### Input material ###
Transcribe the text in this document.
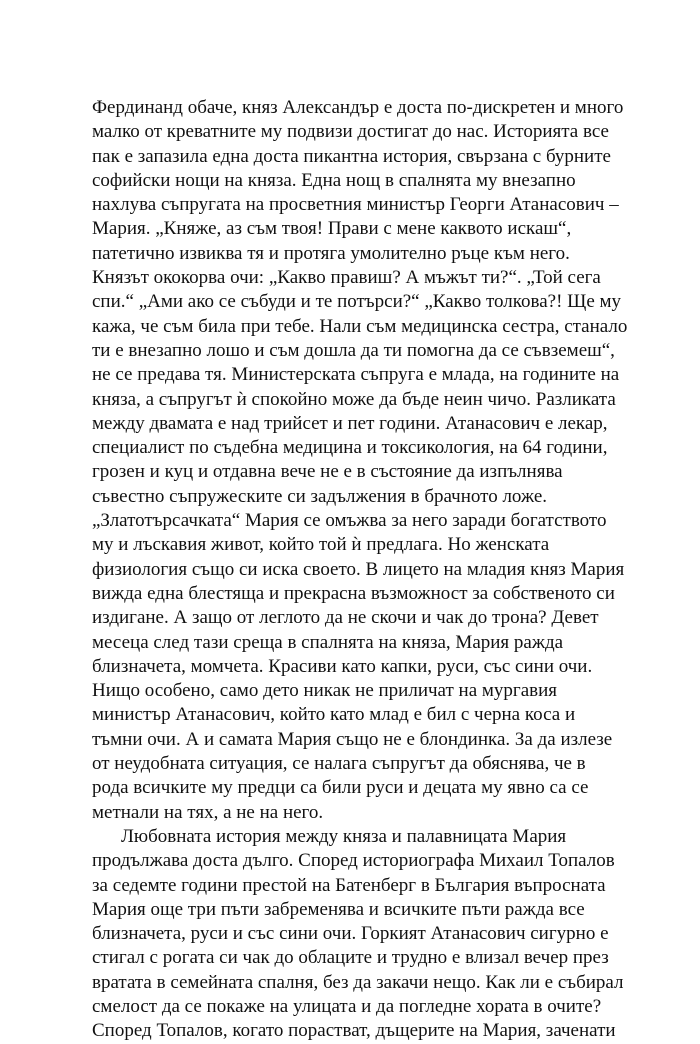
Фердинанд обаче, княз Александър е доста по-дискретен и много
малко от креватните му подвизи достигат до нас. Историята все
пак е запазила една доста пикантна история, свързана с бурните
софийски нощи на княза. Една нощ в спалнята му внезапно
нахлува съпругата на просветния министър Георги Атанасович –
Мария. „Княже, аз съм твоя! Прави с мене каквото искаш“,
патетично извиква тя и протяга умолително ръце към него.
Князът ококорва очи: „Какво правиш? А мъжът ти?“. „Той сега
спи.“ „Ами ако се събуди и те потърси?“ „Какво толкова?! Ще му
кажа, че съм била при тебе. Нали съм медицинска сестра, станало
ти е внезапно лошо и съм дошла да ти помогна да се съвземеш“,
не се предава тя. Министерската съпруга е млада, на годините на
княза, а съпругът ѝ спокойно може да бъде неин чичо. Разликата
между двамата е над трийсет и пет години. Атанасович е лекар,
специалист по съдебна медицина и токсикология, на 64 години,
грозен и куц и отдавна вече не е в състояние да изпълнява
съвестно съпружеските си задължения в брачното ложе.
„Златотърсачката“ Мария се омъжва за него заради богатството
му и лъскавия живот, който той ѝ предлага. Но женската
физиология също си иска своето. В лицето на младия княз Мария
вижда една блестяща и прекрасна възможност за собственото си
издигане. А защо от леглото да не скочи и чак до трона? Девет
месеца след тази среща в спалнята на княза, Мария ражда
близначета, момчета. Красиви като капки, руси, със сини очи.
Нищо особено, само дето никак не приличат на мургавия
министър Атанасович, който като млад е бил с черна коса и
тъмни очи. А и самата Мария също не е блондинка. За да излезе
от неудобната ситуация, се налага съпругът да обяснява, че в
рода всичките му предци са били руси и децата му явно са се
метнали на тях, а не на него.
Любовната история между княза и палавницата Мария
продължава доста дълго. Според историографа Михаил Топалов
за седемте години престой на Батенберг в България въпросната
Мария още три пъти забременява и всичките пъти ражда все
близначета, руси и със сини очи. Горкият Атанасович сигурно е
стигал с рогата си чак до облаците и трудно е влизал вечер през
вратата в семейната спалня, без да закачи нещо. Как ли е събирал
смелост да се покаже на улицата и да погледне хората в очите?
Според Топалов, когато порастват, дъщерите на Мария, заченати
###
Working from the material above, transcribe it exactly while omitting pictures.

Transcribe the text in this document.
Фердинанд обаче, княз Александър е доста по-дискретен и много
малко от креватните му подвизи достигат до нас. Историята все
пак е запазила една доста пикантна история, свързана с бурните
софийски нощи на княза. Една нощ в спалнята му внезапно
нахлува съпругата на просветния министър Георги Атанасович –
Мария. „Княже, аз съм твоя! Прави с мене каквото искаш“,
патетично извиква тя и протяга умолително ръце към него.
Князът ококорва очи: „Какво правиш? А мъжът ти?“. „Той сега
спи.“ „Ами ако се събуди и те потърси?“ „Какво толкова?! Ще му
кажа, че съм била при тебе. Нали съм медицинска сестра, станало
ти е внезапно лошо и съм дошла да ти помогна да се съвземеш“,
не се предава тя. Министерската съпруга е млада, на годините на
княза, а съпругът ѝ спокойно може да бъде неин чичо. Разликата
между двамата е над трийсет и пет години. Атанасович е лекар,
специалист по съдебна медицина и токсикология, на 64 години,
грозен и куц и отдавна вече не е в състояние да изпълнява
съвестно съпружеските си задължения в брачното ложе.
„Златотърсачката“ Мария се омъжва за него заради богатството
му и лъскавия живот, който той ѝ предлага. Но женската
физиология също си иска своето. В лицето на младия княз Мария
вижда една блестяща и прекрасна възможност за собственото си
издигане. А защо от леглото да не скочи и чак до трона? Девет
месеца след тази среща в спалнята на княза, Мария ражда
близначета, момчета. Красиви като капки, руси, със сини очи.
Нищо особено, само дето никак не приличат на мургавия
министър Атанасович, който като млад е бил с черна коса и
тъмни очи. А и самата Мария също не е блондинка. За да излезе
от неудобната ситуация, се налага съпругът да обяснява, че в
рода всичките му предци са били руси и децата му явно са се
метнали на тях, а не на него.
Любовната история между княза и палавницата Мария
продължава доста дълго. Според историографа Михаил Топалов
за седемте години престой на Батенберг в България въпросната
Мария още три пъти забременява и всичките пъти ражда все
близначета, руси и със сини очи. Горкият Атанасович сигурно е
стигал с рогата си чак до облаците и трудно е влизал вечер през
вратата в семейната спалня, без да закачи нещо. Как ли е събирал
смелост да се покаже на улицата и да погледне хората в очите?
Според Топалов, когато порастват, дъщерите на Мария, заченати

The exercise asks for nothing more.